═════ Input records ═════

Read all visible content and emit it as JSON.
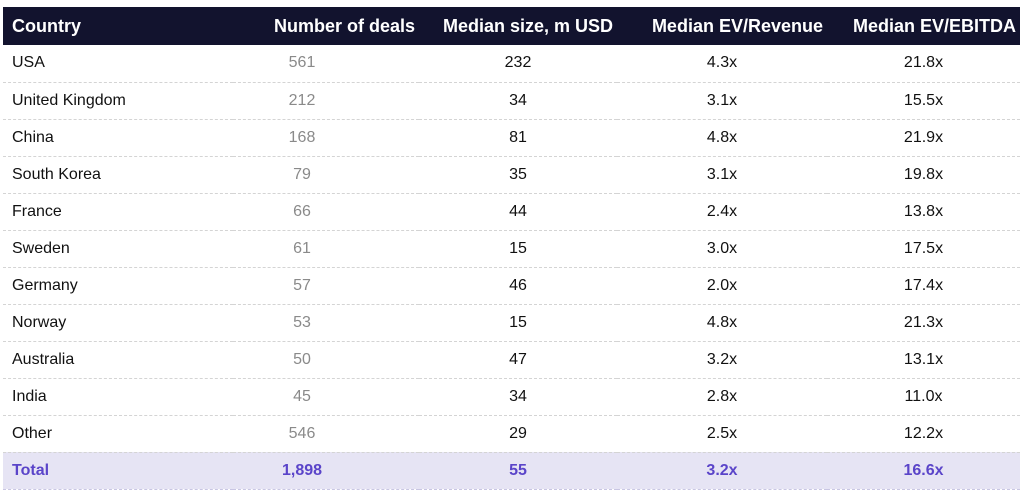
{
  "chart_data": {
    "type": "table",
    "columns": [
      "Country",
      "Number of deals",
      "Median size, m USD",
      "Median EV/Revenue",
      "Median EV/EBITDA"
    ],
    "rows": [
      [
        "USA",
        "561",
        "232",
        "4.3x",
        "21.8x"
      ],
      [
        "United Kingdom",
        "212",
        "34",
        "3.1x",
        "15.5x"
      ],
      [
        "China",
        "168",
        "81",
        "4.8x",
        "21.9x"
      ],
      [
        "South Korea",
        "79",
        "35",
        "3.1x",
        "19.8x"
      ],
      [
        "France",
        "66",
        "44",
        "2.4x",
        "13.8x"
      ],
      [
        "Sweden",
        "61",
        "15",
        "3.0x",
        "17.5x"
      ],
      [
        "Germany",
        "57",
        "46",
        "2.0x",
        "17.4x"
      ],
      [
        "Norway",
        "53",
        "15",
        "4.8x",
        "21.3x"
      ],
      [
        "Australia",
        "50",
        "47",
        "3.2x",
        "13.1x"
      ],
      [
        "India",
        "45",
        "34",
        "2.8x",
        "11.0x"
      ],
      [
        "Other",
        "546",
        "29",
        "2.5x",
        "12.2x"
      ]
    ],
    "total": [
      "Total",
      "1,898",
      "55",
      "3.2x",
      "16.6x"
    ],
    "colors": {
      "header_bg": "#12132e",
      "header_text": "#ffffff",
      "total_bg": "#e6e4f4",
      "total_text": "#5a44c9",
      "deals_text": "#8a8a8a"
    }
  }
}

═════
═════ Input records ═════

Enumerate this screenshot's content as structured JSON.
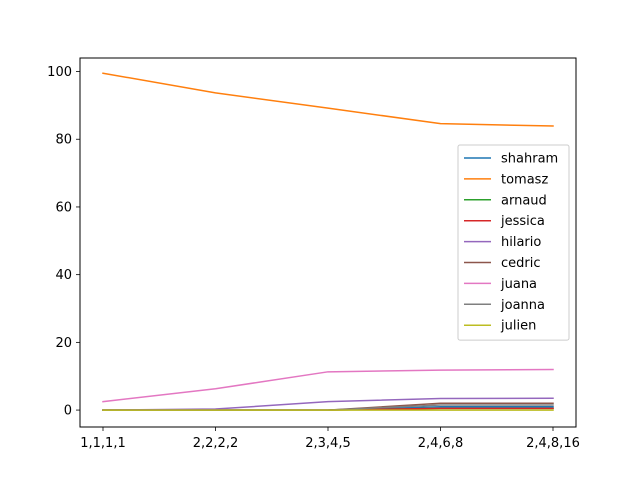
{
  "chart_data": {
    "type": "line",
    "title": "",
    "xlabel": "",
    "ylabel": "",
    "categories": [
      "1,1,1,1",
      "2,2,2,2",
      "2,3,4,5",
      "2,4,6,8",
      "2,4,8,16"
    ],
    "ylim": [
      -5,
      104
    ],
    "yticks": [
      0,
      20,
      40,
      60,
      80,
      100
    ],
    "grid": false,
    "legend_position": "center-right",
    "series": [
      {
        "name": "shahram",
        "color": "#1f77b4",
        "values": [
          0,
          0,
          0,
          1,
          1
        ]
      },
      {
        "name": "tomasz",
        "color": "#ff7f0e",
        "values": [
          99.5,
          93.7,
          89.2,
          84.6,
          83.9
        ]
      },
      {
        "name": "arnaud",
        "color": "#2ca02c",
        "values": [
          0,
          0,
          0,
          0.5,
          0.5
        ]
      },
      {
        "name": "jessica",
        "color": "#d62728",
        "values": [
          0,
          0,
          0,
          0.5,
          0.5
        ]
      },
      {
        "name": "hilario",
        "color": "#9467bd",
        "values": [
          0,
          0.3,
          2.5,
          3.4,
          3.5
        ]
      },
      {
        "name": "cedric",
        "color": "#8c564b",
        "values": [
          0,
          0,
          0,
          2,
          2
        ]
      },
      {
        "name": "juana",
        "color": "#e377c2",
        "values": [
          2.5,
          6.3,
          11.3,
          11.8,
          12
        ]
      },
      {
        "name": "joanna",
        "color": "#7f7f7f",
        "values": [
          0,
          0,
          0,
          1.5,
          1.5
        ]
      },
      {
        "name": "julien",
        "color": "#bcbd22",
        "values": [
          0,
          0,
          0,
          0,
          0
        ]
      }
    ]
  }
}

═════

- _Written exercise_: Return each line of the listing that holds the string "JSON".

- _Exercise answer_:
Read all visible content and emit it as JSON.
Enumerate this screenshot's content as structured JSON.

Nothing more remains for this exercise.